**Given instruction**
Pull out every line containing the string "économiques".

┌──

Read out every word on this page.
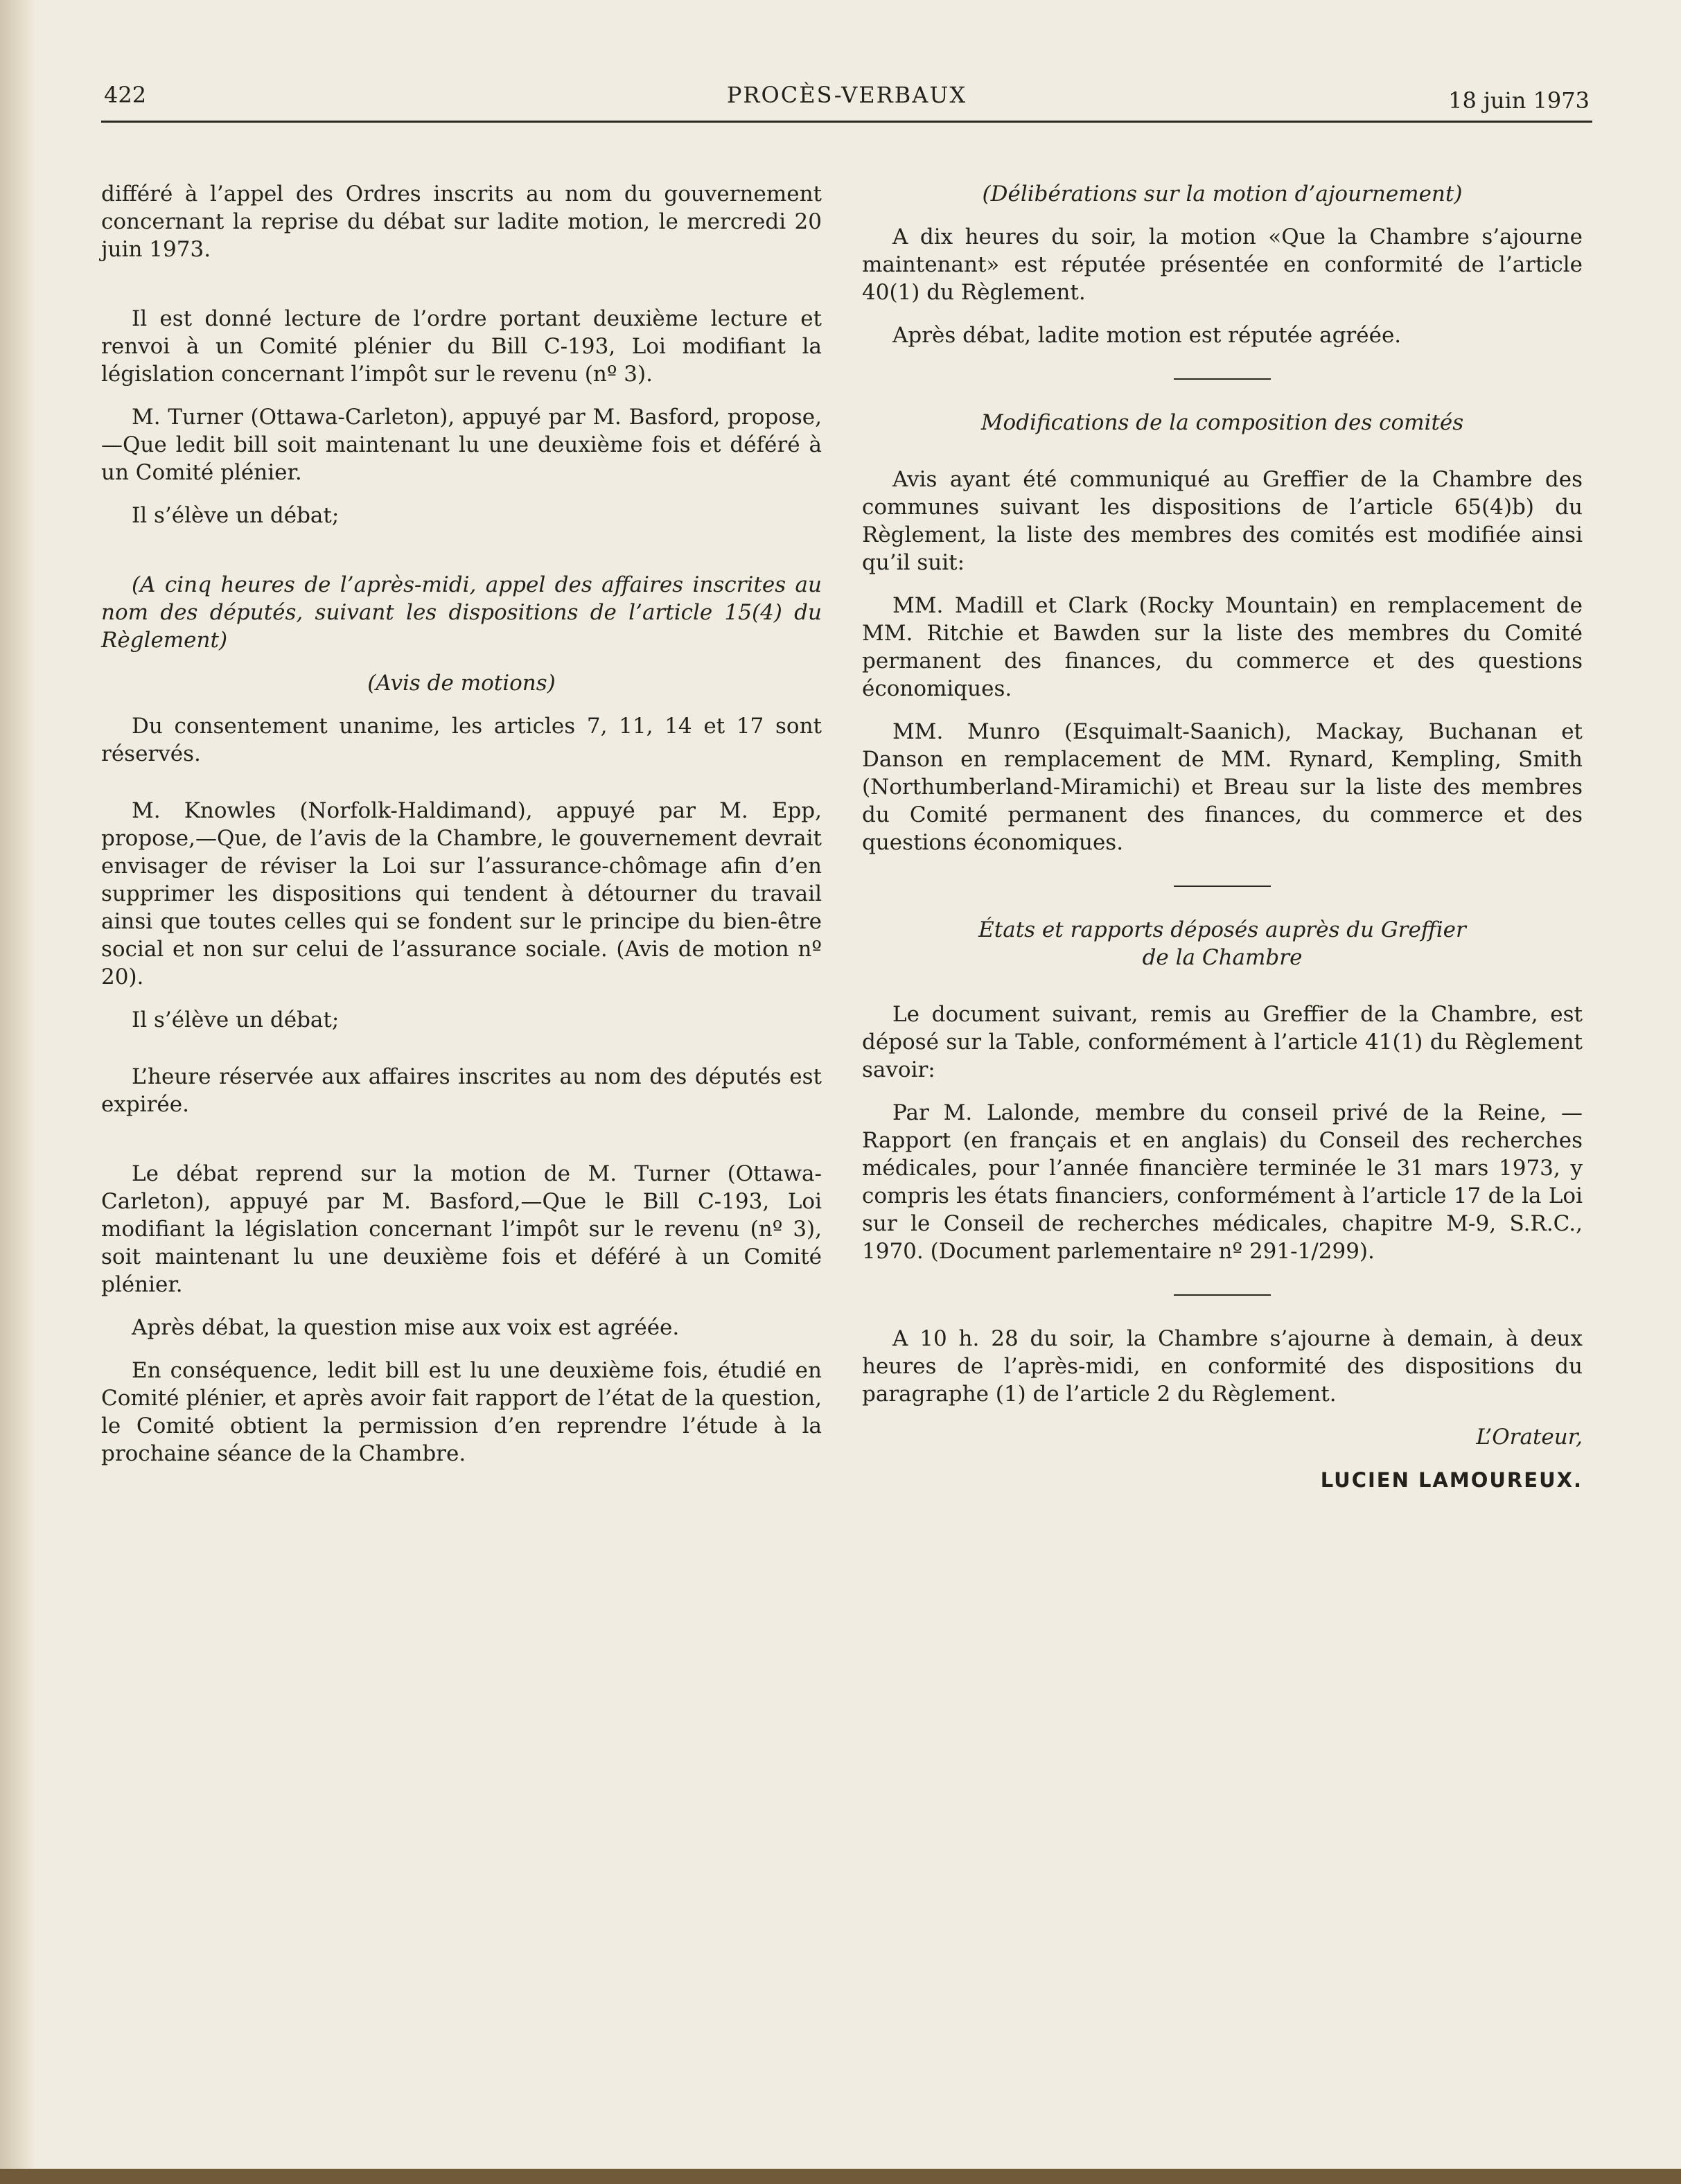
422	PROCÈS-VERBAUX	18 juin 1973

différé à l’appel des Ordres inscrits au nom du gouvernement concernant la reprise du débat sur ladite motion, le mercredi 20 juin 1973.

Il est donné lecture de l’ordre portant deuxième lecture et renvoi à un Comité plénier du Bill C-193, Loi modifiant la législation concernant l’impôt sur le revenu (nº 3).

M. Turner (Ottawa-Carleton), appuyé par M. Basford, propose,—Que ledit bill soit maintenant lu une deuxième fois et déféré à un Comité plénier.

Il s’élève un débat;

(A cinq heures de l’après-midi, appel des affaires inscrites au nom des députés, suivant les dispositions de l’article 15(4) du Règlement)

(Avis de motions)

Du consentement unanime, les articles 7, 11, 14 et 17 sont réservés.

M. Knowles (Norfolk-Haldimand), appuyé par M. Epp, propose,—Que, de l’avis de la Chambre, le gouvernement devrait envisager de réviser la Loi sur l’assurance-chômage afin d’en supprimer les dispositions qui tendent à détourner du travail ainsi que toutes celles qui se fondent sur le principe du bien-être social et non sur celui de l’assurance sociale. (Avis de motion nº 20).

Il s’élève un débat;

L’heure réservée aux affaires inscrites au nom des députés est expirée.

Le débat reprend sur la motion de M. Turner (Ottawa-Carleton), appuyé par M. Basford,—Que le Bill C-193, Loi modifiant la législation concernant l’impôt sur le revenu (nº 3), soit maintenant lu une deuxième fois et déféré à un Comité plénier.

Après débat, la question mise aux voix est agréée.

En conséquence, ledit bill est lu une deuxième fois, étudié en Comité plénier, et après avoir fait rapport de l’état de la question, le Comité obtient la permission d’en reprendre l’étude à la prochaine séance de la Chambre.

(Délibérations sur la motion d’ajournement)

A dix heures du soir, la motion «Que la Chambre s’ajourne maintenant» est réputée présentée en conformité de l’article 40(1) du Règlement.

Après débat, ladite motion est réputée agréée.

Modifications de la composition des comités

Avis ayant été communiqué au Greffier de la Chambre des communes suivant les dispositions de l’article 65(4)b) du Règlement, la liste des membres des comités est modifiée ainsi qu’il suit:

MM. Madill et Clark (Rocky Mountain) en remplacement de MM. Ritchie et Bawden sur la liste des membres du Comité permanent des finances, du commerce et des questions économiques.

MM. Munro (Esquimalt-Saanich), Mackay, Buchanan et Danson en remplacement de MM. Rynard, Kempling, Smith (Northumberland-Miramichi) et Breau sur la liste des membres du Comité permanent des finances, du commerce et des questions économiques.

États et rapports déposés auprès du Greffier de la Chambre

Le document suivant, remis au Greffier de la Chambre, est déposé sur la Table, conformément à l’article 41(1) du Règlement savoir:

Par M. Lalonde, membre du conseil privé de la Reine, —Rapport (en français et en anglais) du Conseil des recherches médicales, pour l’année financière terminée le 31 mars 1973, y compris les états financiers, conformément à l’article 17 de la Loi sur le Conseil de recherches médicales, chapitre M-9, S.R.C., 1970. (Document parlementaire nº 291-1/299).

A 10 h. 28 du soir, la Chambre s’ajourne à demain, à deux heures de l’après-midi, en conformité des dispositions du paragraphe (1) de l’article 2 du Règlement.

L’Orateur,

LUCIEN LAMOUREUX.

└──
┌──

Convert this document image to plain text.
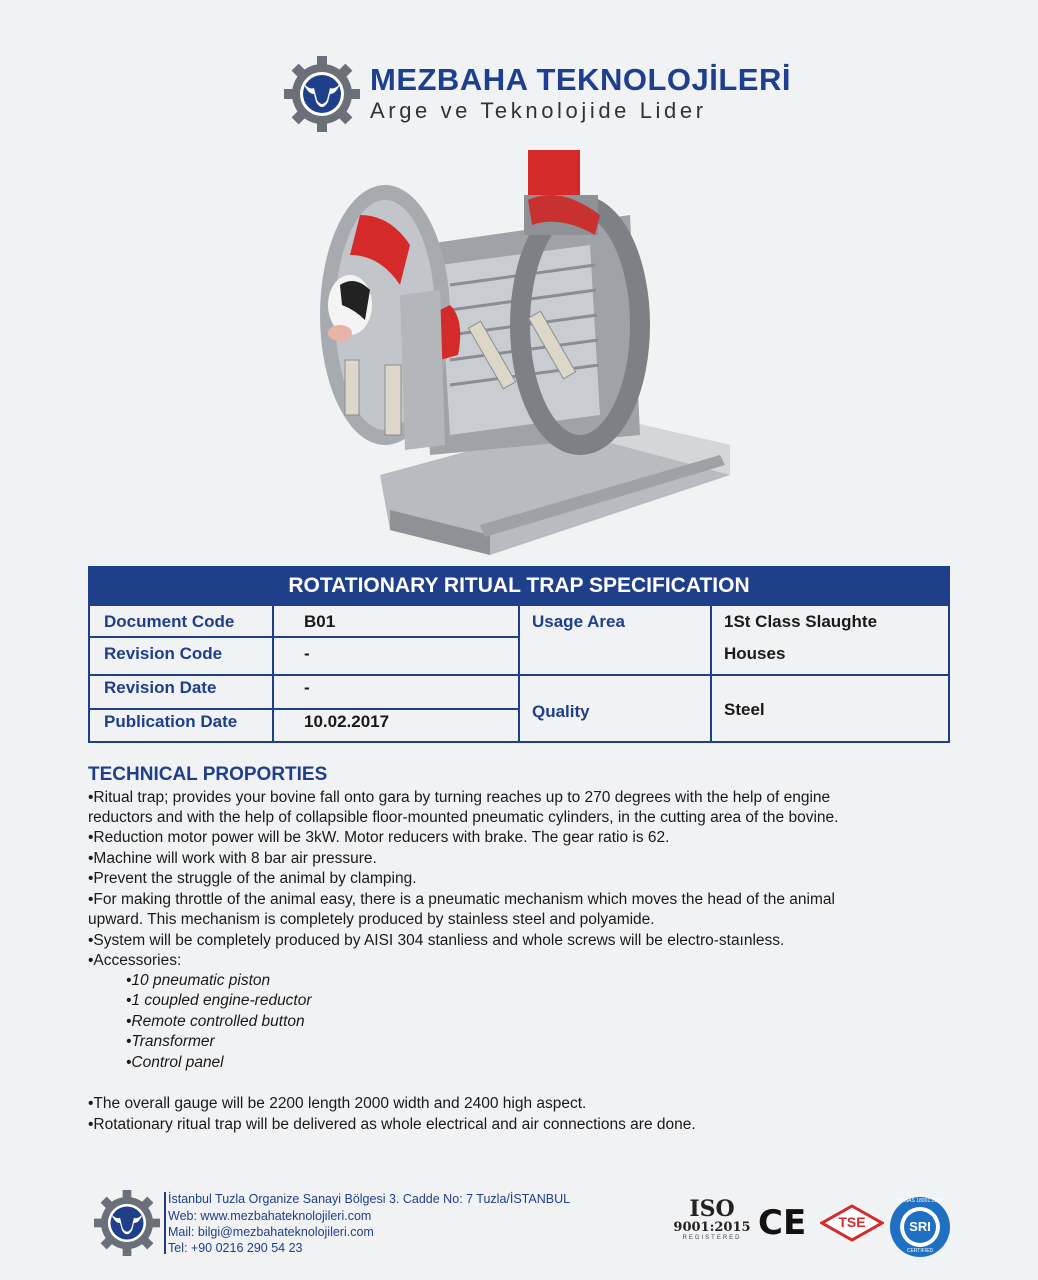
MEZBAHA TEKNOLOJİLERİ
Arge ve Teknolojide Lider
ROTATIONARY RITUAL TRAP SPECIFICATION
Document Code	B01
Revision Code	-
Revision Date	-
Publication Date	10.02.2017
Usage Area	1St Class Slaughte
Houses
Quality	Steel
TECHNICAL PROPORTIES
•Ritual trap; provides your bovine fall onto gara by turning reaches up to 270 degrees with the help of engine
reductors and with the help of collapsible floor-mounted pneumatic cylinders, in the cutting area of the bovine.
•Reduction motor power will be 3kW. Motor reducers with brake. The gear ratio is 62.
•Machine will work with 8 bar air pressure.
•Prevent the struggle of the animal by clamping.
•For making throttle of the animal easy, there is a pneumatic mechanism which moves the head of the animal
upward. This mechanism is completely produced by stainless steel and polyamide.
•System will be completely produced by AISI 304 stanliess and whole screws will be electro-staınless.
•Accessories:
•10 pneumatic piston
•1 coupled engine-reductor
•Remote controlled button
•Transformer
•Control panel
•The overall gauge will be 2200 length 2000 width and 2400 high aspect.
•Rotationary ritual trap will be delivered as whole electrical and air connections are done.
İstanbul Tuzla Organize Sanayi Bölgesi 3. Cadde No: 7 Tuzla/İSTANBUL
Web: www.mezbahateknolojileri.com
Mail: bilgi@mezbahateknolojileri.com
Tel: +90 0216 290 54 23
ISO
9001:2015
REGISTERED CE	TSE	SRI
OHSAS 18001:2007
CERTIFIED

└──

**Answer below**
MM. Madill et Clark (Rocky Mountain) en remplacement de MM. Ritchie et Bawden sur la liste des membres du Comité permanent des finances, du commerce et des questions économiques.
MM. Munro (Esquimalt-Saanich), Mackay, Buchanan et Danson en remplacement de MM. Rynard, Kempling, Smith (Northumberland-Miramichi) et Breau sur la liste des membres du Comité permanent des finances, du commerce et des questions économiques.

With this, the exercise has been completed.